* Start THE DATA *

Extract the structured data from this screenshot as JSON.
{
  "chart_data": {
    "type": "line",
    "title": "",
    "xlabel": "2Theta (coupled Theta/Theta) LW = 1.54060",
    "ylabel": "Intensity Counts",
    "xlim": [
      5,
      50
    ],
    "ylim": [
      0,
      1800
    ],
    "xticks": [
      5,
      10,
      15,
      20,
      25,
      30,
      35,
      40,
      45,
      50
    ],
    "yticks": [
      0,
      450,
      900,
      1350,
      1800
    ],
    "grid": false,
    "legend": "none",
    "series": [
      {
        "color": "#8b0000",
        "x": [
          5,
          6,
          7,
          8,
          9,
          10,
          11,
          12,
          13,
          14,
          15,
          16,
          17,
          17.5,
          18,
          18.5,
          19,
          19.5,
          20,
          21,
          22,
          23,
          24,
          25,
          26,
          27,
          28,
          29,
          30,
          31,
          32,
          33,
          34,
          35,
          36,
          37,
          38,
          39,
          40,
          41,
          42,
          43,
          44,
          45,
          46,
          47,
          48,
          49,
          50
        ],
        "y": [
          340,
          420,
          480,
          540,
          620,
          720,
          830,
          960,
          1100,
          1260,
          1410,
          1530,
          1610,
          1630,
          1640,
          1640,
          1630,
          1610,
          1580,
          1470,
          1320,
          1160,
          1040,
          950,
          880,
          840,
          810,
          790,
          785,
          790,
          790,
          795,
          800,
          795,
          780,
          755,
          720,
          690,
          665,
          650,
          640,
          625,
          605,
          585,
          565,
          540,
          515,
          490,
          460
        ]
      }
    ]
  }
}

* End THE DATA *

## EXERCISE AIM
Retype the data in full and match it exactly.

## ANSWER FOR THE TASK
Extract the structured data from this screenshot as JSON.
{
  "chart_data": {
    "type": "line",
    "title": "",
    "xlabel": "2Theta (coupled Theta/Theta) LW = 1.54060",
    "ylabel": "Intensity Counts",
    "xlim": [
      5,
      50
    ],
    "ylim": [
      0,
      1800
    ],
    "xticks": [
      5,
      10,
      15,
      20,
      25,
      30,
      35,
      40,
      45,
      50
    ],
    "yticks": [
      0,
      450,
      900,
      1350,
      1800
    ],
    "grid": false,
    "legend": "none",
    "series": [
      {
        "color": "#8b0000",
        "x": [
          5,
          6,
          7,
          8,
          9,
          10,
          11,
          12,
          13,
          14,
          15,
          16,
          17,
          17.5,
          18,
          18.5,
          19,
          19.5,
          20,
          21,
          22,
          23,
          24,
          25,
          26,
          27,
          28,
          29,
          30,
          31,
          32,
          33,
          34,
          35,
          36,
          37,
          38,
          39,
          40,
          41,
          42,
          43,
          44,
          45,
          46,
          47,
          48,
          49,
          50
        ],
        "y": [
          340,
          420,
          480,
          540,
          620,
          720,
          830,
          960,
          1100,
          1260,
          1410,
          1530,
          1610,
          1630,
          1640,
          1640,
          1630,
          1610,
          1580,
          1470,
          1320,
          1160,
          1040,
          950,
          880,
          840,
          810,
          790,
          785,
          790,
          790,
          795,
          800,
          795,
          780,
          755,
          720,
          690,
          665,
          650,
          640,
          625,
          605,
          585,
          565,
          540,
          515,
          490,
          460
        ]
      }
    ]
  }
}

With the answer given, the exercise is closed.